▶ [Your instructions]
Write the material out again exactly.
start Entries provided
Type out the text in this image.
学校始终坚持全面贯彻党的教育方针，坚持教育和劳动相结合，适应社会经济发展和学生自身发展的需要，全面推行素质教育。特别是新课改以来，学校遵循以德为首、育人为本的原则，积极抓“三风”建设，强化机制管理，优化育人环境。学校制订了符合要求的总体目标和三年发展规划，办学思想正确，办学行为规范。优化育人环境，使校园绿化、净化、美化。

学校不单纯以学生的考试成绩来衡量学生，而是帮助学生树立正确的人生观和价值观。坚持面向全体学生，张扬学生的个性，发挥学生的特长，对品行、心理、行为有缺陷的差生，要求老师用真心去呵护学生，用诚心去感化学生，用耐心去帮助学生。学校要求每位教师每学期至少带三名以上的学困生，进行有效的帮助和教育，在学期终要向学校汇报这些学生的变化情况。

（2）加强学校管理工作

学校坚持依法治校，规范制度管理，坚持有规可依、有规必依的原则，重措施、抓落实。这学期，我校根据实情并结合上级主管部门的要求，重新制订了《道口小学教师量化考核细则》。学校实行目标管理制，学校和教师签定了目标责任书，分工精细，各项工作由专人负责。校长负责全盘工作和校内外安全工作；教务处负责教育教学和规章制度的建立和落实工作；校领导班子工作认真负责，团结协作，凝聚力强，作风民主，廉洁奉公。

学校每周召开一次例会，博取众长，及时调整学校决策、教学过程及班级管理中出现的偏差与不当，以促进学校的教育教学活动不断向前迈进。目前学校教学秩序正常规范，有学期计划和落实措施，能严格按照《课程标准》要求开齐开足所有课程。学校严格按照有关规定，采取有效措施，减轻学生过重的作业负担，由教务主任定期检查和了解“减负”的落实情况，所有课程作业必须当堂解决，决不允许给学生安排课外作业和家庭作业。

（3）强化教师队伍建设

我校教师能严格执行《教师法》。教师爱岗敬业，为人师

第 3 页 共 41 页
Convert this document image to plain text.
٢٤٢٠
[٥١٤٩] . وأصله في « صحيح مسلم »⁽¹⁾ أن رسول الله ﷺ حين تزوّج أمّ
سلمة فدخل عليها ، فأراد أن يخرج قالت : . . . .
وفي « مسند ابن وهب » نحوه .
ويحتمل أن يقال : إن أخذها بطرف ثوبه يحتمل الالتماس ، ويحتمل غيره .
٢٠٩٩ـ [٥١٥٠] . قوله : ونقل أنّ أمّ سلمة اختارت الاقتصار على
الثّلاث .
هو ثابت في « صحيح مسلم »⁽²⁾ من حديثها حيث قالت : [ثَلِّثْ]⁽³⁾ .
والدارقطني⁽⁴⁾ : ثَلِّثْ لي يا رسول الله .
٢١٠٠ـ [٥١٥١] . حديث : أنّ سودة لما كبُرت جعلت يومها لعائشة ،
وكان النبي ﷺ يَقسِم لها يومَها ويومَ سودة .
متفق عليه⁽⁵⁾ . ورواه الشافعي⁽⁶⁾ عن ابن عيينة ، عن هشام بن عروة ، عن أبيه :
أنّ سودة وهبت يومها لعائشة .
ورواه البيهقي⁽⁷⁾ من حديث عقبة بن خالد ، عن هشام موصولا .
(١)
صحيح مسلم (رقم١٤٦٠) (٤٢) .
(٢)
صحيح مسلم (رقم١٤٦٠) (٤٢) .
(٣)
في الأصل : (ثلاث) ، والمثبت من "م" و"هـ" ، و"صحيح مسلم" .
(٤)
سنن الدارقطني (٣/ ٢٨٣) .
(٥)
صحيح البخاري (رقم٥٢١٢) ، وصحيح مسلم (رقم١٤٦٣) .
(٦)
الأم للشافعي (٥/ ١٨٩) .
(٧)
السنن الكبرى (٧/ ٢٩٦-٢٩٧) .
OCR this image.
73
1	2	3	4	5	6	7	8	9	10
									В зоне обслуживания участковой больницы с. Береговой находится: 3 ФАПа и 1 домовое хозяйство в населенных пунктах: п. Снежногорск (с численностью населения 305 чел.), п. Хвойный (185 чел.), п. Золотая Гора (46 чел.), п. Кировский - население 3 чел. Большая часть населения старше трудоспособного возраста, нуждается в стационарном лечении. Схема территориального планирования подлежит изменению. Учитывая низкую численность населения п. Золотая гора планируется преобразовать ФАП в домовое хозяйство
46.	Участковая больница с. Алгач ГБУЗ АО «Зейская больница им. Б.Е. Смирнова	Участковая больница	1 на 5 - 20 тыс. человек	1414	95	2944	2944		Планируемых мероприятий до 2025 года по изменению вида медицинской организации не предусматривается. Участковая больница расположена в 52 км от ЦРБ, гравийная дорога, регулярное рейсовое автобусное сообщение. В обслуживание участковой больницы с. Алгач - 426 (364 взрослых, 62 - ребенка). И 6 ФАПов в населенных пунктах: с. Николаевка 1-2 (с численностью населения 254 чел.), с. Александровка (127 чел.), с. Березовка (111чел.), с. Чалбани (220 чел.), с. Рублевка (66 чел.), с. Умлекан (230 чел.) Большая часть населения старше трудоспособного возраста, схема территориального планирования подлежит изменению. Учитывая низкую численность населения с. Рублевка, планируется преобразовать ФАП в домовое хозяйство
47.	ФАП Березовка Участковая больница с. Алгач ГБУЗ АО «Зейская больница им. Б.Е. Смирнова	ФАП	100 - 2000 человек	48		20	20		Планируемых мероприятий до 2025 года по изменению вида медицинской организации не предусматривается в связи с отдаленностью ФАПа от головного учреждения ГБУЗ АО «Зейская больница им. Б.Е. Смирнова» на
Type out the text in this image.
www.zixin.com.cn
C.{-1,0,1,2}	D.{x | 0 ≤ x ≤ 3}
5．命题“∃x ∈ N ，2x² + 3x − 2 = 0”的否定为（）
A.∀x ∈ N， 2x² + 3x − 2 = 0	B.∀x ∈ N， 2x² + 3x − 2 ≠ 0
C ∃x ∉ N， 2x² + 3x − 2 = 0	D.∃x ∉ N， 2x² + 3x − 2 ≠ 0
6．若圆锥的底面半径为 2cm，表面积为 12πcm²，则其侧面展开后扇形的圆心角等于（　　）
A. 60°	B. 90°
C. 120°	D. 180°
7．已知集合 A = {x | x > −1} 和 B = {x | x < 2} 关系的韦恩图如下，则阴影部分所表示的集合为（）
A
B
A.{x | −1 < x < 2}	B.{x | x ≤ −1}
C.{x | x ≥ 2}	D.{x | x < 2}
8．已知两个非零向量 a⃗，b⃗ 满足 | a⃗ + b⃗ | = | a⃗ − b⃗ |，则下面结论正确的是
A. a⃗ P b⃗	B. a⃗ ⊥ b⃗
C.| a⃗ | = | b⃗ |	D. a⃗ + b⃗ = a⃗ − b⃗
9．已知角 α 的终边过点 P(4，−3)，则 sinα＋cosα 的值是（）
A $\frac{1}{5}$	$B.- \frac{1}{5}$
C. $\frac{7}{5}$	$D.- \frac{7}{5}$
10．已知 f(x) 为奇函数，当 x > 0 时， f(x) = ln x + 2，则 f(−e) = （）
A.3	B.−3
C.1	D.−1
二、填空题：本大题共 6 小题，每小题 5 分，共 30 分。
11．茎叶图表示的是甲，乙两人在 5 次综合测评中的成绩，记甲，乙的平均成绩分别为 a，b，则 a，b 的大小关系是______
end Entries provided
▶ [Response to this task]
Type out the text in this image.
学校始终坚持全面贯彻党的教育方针，坚持教育和劳动相结合，适应社会经济发展和学生自身发展的需要，全面推行素质教育。特别是新课改以来，学校遵循以德为首、育人为本的原则，积极抓“三风”建设，强化机制管理，优化育人环境。学校制订了符合要求的总体目标和三年发展规划，办学思想正确，办学行为规范。优化育人环境，使校园绿化、净化、美化。

学校不单纯以学生的考试成绩来衡量学生，而是帮助学生树立正确的人生观和价值观。坚持面向全体学生，张扬学生的个性，发挥学生的特长，对品行、心理、行为有缺陷的差生，要求老师用真心去呵护学生，用诚心去感化学生，用耐心去帮助学生。学校要求每位教师每学期至少带三名以上的学困生，进行有效的帮助和教育，在学期终要向学校汇报这些学生的变化情况。

（2）加强学校管理工作

学校坚持依法治校，规范制度管理，坚持有规可依、有规必依的原则，重措施、抓落实。这学期，我校根据实情并结合上级主管部门的要求，重新制订了《道口小学教师量化考核细则》。学校实行目标管理制，学校和教师签定了目标责任书，分工精细，各项工作由专人负责。校长负责全盘工作和校内外安全工作；教务处负责教育教学和规章制度的建立和落实工作；校领导班子工作认真负责，团结协作，凝聚力强，作风民主，廉洁奉公。

学校每周召开一次例会，博取众长，及时调整学校决策、教学过程及班级管理中出现的偏差与不当，以促进学校的教育教学活动不断向前迈进。目前学校教学秩序正常规范，有学期计划和落实措施，能严格按照《课程标准》要求开齐开足所有课程。学校严格按照有关规定，采取有效措施，减轻学生过重的作业负担，由教务主任定期检查和了解“减负”的落实情况，所有课程作业必须当堂解决，决不允许给学生安排课外作业和家庭作业。

（3）强化教师队伍建设

我校教师能严格执行《教师法》。教师爱岗敬业，为人师

第 3 页 共 41 页
Convert this document image to plain text.
٢٤٢٠
[٥١٤٩] . وأصله في « صحيح مسلم »⁽¹⁾ أن رسول الله ﷺ حين تزوّج أمّ
سلمة فدخل عليها ، فأراد أن يخرج قالت : . . . .
وفي « مسند ابن وهب » نحوه .
ويحتمل أن يقال : إن أخذها بطرف ثوبه يحتمل الالتماس ، ويحتمل غيره .
٢٠٩٩ـ [٥١٥٠] . قوله : ونقل أنّ أمّ سلمة اختارت الاقتصار على
الثّلاث .
هو ثابت في « صحيح مسلم »⁽²⁾ من حديثها حيث قالت : [ثَلِّثْ]⁽³⁾ .
والدارقطني⁽⁴⁾ : ثَلِّثْ لي يا رسول الله .
٢١٠٠ـ [٥١٥١] . حديث : أنّ سودة لما كبُرت جعلت يومها لعائشة ،
وكان النبي ﷺ يَقسِم لها يومَها ويومَ سودة .
متفق عليه⁽⁵⁾ . ورواه الشافعي⁽⁶⁾ عن ابن عيينة ، عن هشام بن عروة ، عن أبيه :
أنّ سودة وهبت يومها لعائشة .
ورواه البيهقي⁽⁷⁾ من حديث عقبة بن خالد ، عن هشام موصولا .
(١)
صحيح مسلم (رقم١٤٦٠) (٤٢) .
(٢)
صحيح مسلم (رقم١٤٦٠) (٤٢) .
(٣)
في الأصل : (ثلاث) ، والمثبت من "م" و"هـ" ، و"صحيح مسلم" .
(٤)
سنن الدارقطني (٣/ ٢٨٣) .
(٥)
صحيح البخاري (رقم٥٢١٢) ، وصحيح مسلم (رقم١٤٦٣) .
(٦)
الأم للشافعي (٥/ ١٨٩) .
(٧)
السنن الكبرى (٧/ ٢٩٦-٢٩٧) .
OCR this image.
73
1	2	3	4	5	6	7	8	9	10
									В зоне обслуживания участковой больницы с. Береговой находится: 3 ФАПа и 1 домовое хозяйство в населенных пунктах: п. Снежногорск (с численностью населения 305 чел.), п. Хвойный (185 чел.), п. Золотая Гора (46 чел.), п. Кировский - население 3 чел. Большая часть населения старше трудоспособного возраста, нуждается в стационарном лечении. Схема территориального планирования подлежит изменению. Учитывая низкую численность населения п. Золотая гора планируется преобразовать ФАП в домовое хозяйство
46.	Участковая больница с. Алгач ГБУЗ АО «Зейская больница им. Б.Е. Смирнова	Участковая больница	1 на 5 - 20 тыс. человек	1414	95	2944	2944		Планируемых мероприятий до 2025 года по изменению вида медицинской организации не предусматривается. Участковая больница расположена в 52 км от ЦРБ, гравийная дорога, регулярное рейсовое автобусное сообщение. В обслуживание участковой больницы с. Алгач - 426 (364 взрослых, 62 - ребенка). И 6 ФАПов в населенных пунктах: с. Николаевка 1-2 (с численностью населения 254 чел.), с. Александровка (127 чел.), с. Березовка (111чел.), с. Чалбани (220 чел.), с. Рублевка (66 чел.), с. Умлекан (230 чел.) Большая часть населения старше трудоспособного возраста, схема территориального планирования подлежит изменению. Учитывая низкую численность населения с. Рублевка, планируется преобразовать ФАП в домовое хозяйство
47.	ФАП Березовка Участковая больница с. Алгач ГБУЗ АО «Зейская больница им. Б.Е. Смирнова	ФАП	100 - 2000 человек	48		20	20		Планируемых мероприятий до 2025 года по изменению вида медицинской организации не предусматривается в связи с отдаленностью ФАПа от головного учреждения ГБУЗ АО «Зейская больница им. Б.Е. Смирнова» на
Type out the text in this image.
www.zixin.com.cn
C.{-1,0,1,2}	D.{x | 0 ≤ x ≤ 3}
5．命题“∃x ∈ N ，2x² + 3x − 2 = 0”的否定为（）
A.∀x ∈ N， 2x² + 3x − 2 = 0	B.∀x ∈ N， 2x² + 3x − 2 ≠ 0
C ∃x ∉ N， 2x² + 3x − 2 = 0	D.∃x ∉ N， 2x² + 3x − 2 ≠ 0
6．若圆锥的底面半径为 2cm，表面积为 12πcm²，则其侧面展开后扇形的圆心角等于（　　）
A. 60°	B. 90°
C. 120°	D. 180°
7．已知集合 A = {x | x > −1} 和 B = {x | x < 2} 关系的韦恩图如下，则阴影部分所表示的集合为（）
A
B
A.{x | −1 < x < 2}	B.{x | x ≤ −1}
C.{x | x ≥ 2}	D.{x | x < 2}
8．已知两个非零向量 a⃗，b⃗ 满足 | a⃗ + b⃗ | = | a⃗ − b⃗ |，则下面结论正确的是
A. a⃗ P b⃗	B. a⃗ ⊥ b⃗
C.| a⃗ | = | b⃗ |	D. a⃗ + b⃗ = a⃗ − b⃗
9．已知角 α 的终边过点 P(4，−3)，则 sinα＋cosα 的值是（）
A $\frac{1}{5}$	$B.- \frac{1}{5}$
C. $\frac{7}{5}$	$D.- \frac{7}{5}$
10．已知 f(x) 为奇函数，当 x > 0 时， f(x) = ln x + 2，则 f(−e) = （）
A.3	B.−3
C.1	D.−1
二、填空题：本大题共 6 小题，每小题 5 分，共 30 分。
11．茎叶图表示的是甲，乙两人在 5 次综合测评中的成绩，记甲，乙的平均成绩分别为 a，b，则 a，b 的大小关系是______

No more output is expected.